» Record excerpts:
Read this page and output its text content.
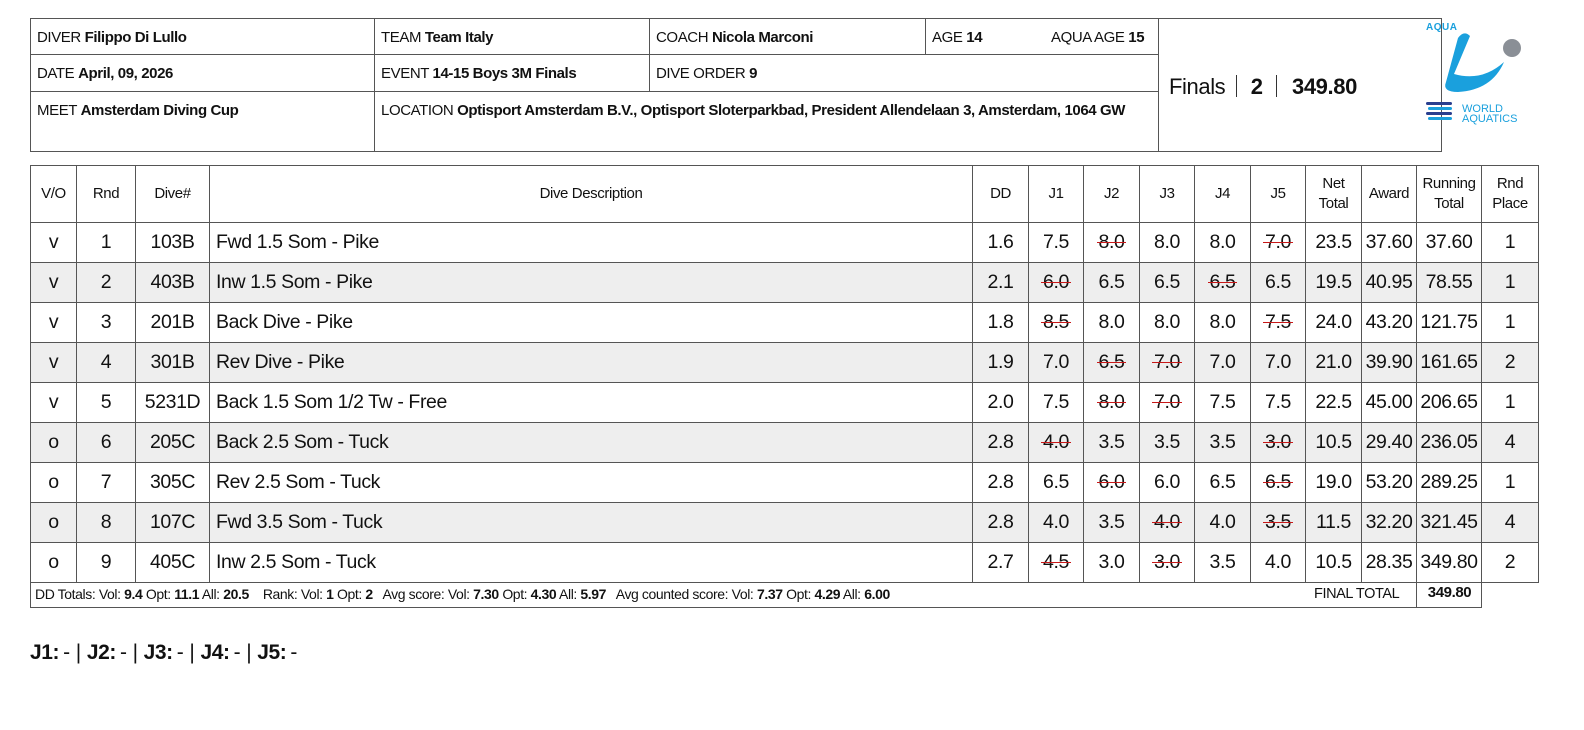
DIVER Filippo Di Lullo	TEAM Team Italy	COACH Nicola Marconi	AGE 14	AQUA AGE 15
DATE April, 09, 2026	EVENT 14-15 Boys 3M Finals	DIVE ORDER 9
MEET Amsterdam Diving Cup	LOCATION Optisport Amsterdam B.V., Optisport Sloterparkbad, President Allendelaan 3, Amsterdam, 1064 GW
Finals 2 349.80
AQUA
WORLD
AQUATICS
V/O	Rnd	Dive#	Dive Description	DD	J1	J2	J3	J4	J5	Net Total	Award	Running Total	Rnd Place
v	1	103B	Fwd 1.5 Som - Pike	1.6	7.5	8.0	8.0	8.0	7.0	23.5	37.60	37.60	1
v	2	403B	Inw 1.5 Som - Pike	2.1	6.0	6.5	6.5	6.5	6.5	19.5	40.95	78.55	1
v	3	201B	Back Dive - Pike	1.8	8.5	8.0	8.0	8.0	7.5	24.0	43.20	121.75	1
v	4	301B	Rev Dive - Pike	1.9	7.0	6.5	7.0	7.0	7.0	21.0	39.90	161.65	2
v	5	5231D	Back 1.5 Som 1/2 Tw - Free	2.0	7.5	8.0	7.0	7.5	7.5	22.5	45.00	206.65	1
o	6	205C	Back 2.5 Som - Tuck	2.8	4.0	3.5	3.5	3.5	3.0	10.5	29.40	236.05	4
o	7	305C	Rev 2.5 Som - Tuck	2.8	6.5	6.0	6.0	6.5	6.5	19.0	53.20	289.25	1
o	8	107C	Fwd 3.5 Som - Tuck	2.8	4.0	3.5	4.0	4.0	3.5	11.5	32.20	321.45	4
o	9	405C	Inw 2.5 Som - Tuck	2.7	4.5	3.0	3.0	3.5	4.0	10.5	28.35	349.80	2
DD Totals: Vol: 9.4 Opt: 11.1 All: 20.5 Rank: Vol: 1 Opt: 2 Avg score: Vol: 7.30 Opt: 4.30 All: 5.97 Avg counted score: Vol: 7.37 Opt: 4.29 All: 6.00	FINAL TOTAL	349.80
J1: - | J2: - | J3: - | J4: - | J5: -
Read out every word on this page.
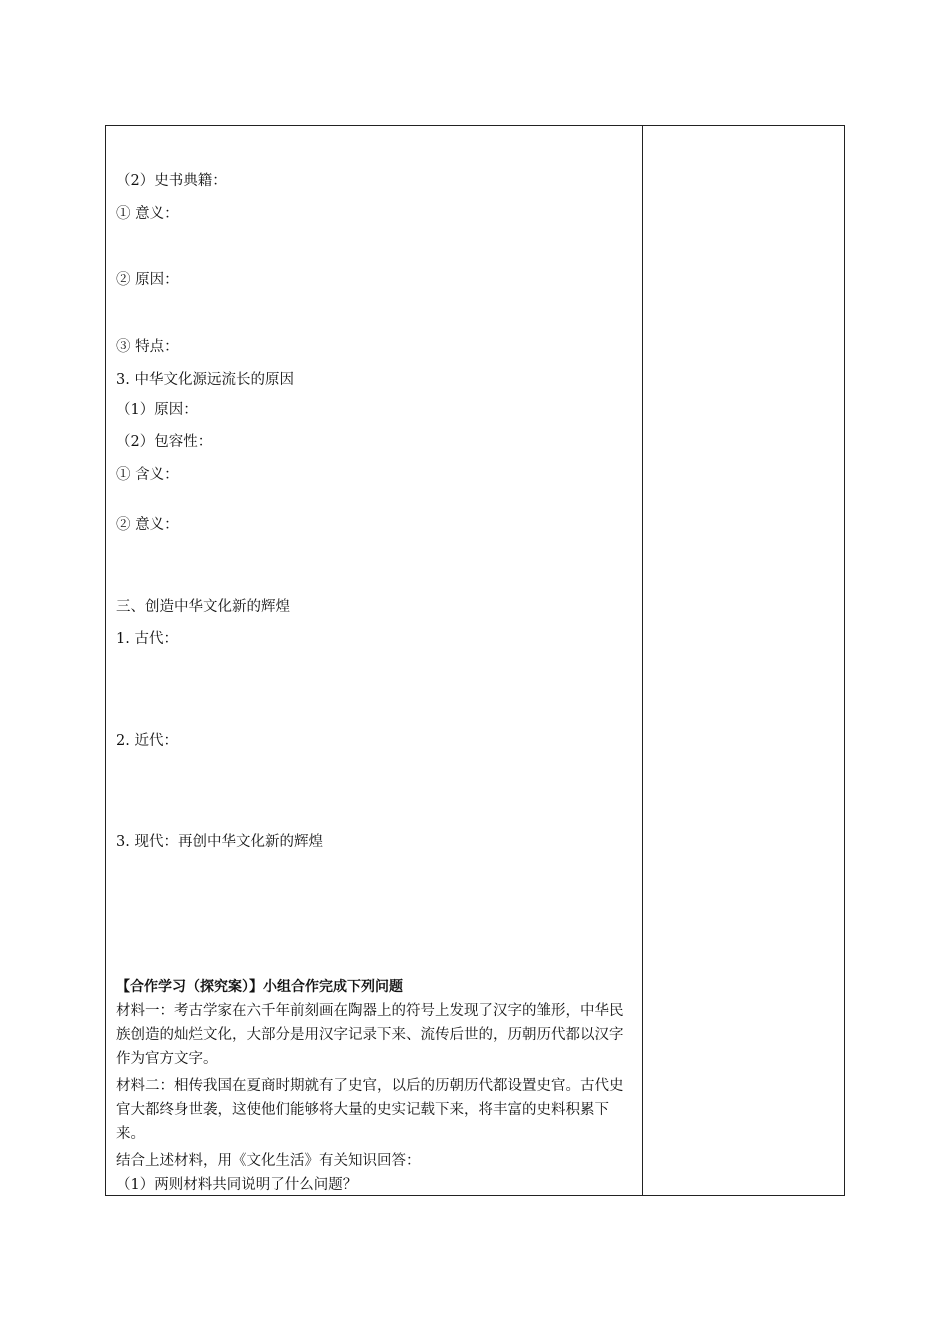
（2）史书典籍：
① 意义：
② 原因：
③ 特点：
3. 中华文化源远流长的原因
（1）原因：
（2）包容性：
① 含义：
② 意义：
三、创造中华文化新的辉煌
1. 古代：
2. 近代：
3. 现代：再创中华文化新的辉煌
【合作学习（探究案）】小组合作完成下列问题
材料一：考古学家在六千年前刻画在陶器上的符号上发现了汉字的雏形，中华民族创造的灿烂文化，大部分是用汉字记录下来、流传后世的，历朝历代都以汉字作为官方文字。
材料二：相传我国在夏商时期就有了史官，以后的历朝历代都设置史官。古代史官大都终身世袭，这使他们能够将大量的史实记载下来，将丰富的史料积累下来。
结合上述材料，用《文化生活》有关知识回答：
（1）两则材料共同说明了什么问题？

» Exercise description:
Reproduce verbatim, and only, the lines starting at the one that contains "Read out every word on this page." and ending with the final line of the records; leave out the pictures.

» Result for this task:
Read out every word on this page.
（2）史书典籍：
① 意义：
② 原因：
③ 特点：
3. 中华文化源远流长的原因
（1）原因：
（2）包容性：
① 含义：
② 意义：
三、创造中华文化新的辉煌
1. 古代：
2. 近代：
3. 现代：再创中华文化新的辉煌
【合作学习（探究案）】小组合作完成下列问题
材料一：考古学家在六千年前刻画在陶器上的符号上发现了汉字的雏形，中华民族创造的灿烂文化，大部分是用汉字记录下来、流传后世的，历朝历代都以汉字作为官方文字。
材料二：相传我国在夏商时期就有了史官，以后的历朝历代都设置史官。古代史官大都终身世袭，这使他们能够将大量的史实记载下来，将丰富的史料积累下来。
结合上述材料，用《文化生活》有关知识回答：
（1）两则材料共同说明了什么问题？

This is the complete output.